=== Gegebene Daten ===
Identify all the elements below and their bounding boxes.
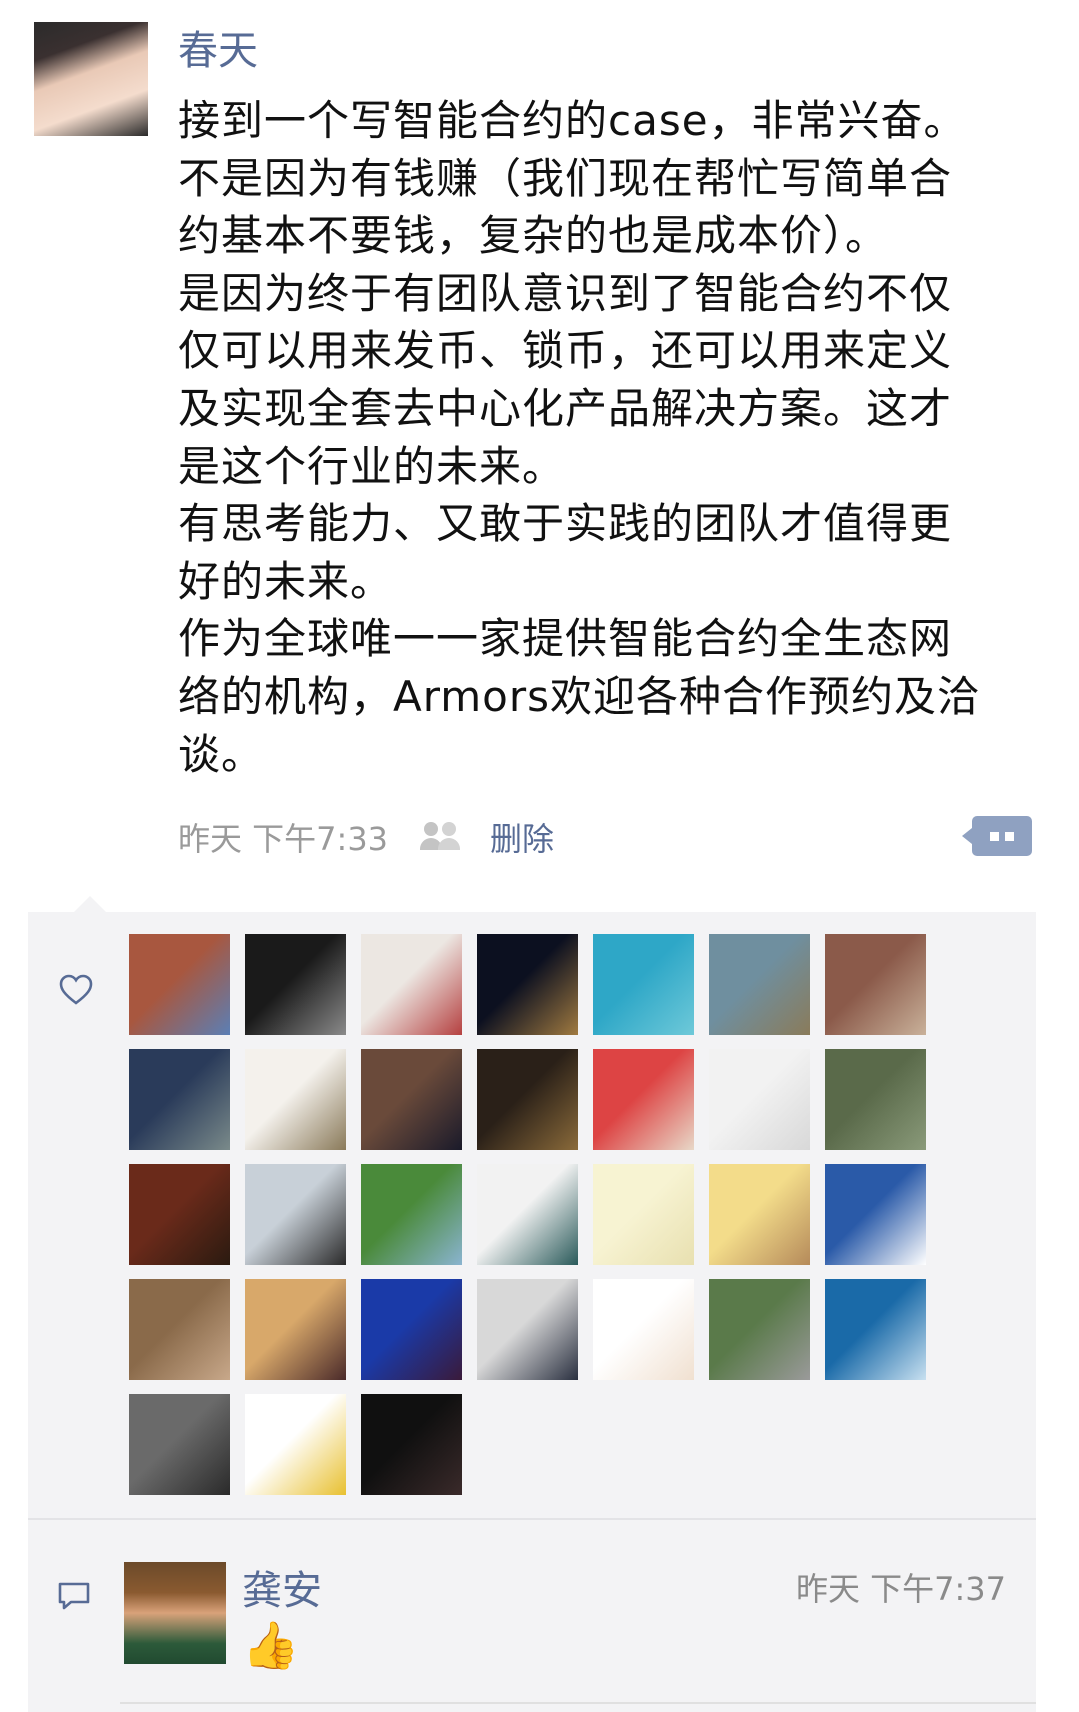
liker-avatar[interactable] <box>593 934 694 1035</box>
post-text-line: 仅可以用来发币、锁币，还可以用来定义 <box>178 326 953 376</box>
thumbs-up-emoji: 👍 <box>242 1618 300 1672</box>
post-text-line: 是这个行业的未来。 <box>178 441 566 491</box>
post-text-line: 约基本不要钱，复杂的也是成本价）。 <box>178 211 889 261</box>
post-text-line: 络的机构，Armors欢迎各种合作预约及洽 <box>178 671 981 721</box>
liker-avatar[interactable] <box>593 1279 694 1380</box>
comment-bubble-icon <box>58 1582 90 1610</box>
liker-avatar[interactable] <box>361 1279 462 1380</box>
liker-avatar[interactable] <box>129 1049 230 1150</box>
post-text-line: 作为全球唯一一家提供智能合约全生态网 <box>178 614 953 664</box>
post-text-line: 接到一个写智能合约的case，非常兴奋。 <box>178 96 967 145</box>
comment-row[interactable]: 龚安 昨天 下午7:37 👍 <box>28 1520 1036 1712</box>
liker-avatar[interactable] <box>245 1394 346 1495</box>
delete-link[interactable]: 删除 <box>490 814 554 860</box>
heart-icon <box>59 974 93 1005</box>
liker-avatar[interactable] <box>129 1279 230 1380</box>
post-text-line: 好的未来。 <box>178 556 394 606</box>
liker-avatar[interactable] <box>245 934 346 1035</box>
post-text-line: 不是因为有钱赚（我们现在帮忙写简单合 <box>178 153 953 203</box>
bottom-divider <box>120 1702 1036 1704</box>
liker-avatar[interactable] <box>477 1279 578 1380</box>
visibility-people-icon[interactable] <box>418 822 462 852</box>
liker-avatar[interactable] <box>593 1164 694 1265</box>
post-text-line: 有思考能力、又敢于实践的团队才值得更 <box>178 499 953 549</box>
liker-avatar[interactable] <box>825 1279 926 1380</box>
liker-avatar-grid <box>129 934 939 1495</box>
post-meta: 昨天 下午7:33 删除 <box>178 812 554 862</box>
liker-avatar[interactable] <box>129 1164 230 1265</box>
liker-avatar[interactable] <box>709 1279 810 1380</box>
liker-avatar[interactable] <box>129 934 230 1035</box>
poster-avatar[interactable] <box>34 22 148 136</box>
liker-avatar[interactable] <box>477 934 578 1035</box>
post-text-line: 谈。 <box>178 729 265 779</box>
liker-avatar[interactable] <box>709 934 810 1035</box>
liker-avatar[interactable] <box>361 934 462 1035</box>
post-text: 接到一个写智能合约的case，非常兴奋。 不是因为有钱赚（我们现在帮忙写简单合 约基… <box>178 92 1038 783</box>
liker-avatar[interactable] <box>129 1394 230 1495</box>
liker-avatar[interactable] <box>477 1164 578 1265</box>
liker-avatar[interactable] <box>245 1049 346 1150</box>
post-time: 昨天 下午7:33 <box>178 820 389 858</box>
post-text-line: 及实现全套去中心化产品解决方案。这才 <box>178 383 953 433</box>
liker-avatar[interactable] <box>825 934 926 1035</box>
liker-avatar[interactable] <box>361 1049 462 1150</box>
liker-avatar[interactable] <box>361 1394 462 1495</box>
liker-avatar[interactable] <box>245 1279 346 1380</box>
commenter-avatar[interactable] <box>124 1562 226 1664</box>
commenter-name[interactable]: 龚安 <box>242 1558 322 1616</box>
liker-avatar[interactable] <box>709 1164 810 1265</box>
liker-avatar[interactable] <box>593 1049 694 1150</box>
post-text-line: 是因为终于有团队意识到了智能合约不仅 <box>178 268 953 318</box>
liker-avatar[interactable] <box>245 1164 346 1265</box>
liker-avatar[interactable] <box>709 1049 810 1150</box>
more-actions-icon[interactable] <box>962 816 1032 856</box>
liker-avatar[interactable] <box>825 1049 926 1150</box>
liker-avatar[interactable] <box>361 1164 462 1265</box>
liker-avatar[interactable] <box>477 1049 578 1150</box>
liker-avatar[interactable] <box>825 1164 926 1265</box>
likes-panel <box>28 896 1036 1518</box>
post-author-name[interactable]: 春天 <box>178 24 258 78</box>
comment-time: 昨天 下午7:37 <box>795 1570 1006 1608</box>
---
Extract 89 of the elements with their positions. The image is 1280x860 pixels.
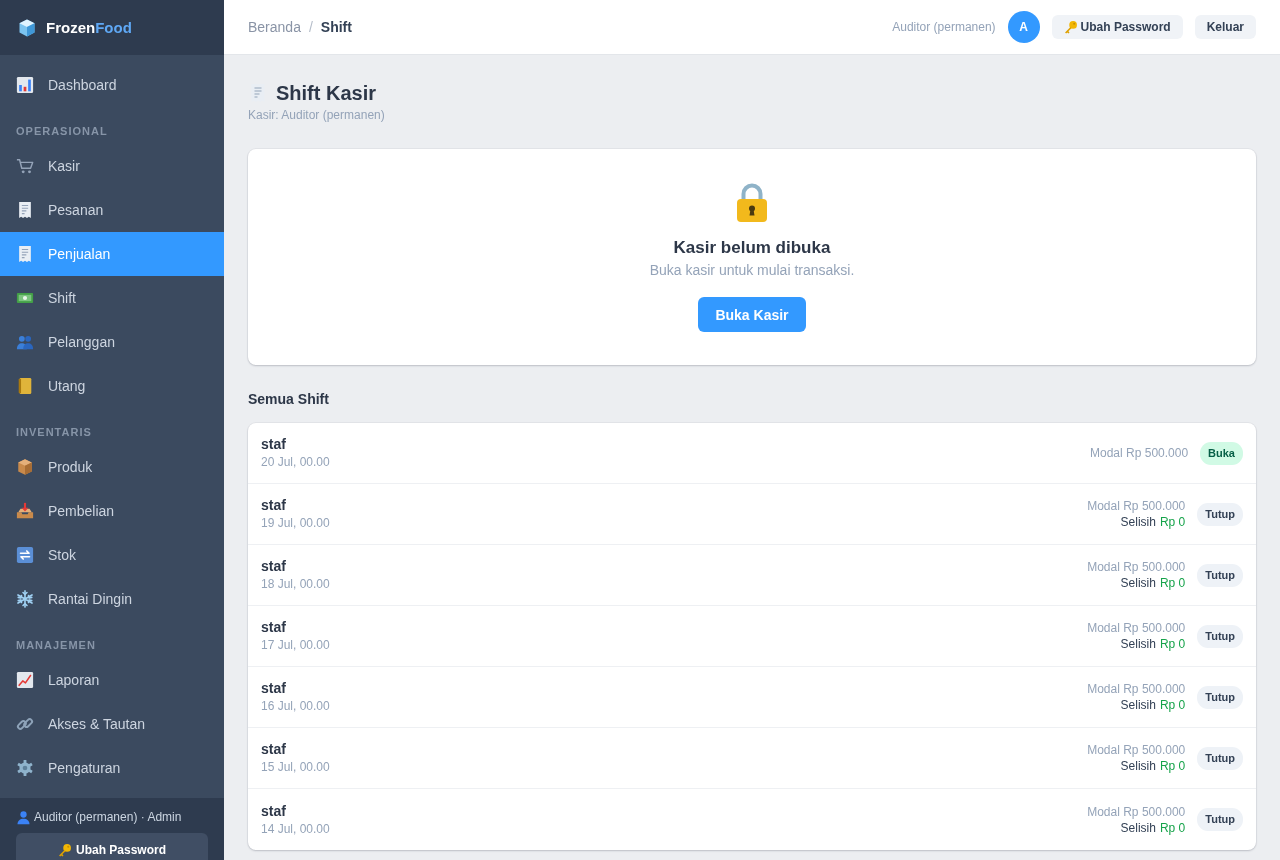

=== Aufgabenstellung ===
Gib alles ab der Zeile mit "Identify all the" bis einschließlich der Zeile mit "liker-avatar[interactable] <box>361 1279" als JSON-Liste von Zeichenketten wieder, mit einem Eintrag pro Zeile und ohne Leerzeilen. Die Bilder gehören nicht in die Antwort.

=== Lösung ===
[
  "Identify all the elements below and their bounding boxes.",
  "liker-avatar[interactable] <box>593 934 694 1035</box>",
  "post-text-line: 仅可以用来发币、锁币，还可以用来定义 <box>178 326 953 376</box>",
  "thumbs-up-emoji: 👍 <box>242 1618 300 1672</box>",
  "post-text-line: 是这个行业的未来。 <box>178 441 566 491</box>",
  "post-text-line: 约基本不要钱，复杂的也是成本价）。 <box>178 211 889 261</box>",
  "post-text-line: 络的机构，Armors欢迎各种合作预约及洽 <box>178 671 981 721</box>",
  "liker-avatar[interactable] <box>593 1279 694 1380</box>",
  "comment-bubble-icon <box>58 1582 90 1610</box>",
  "liker-avatar[interactable] <box>361 1279 462 1380</box>"
]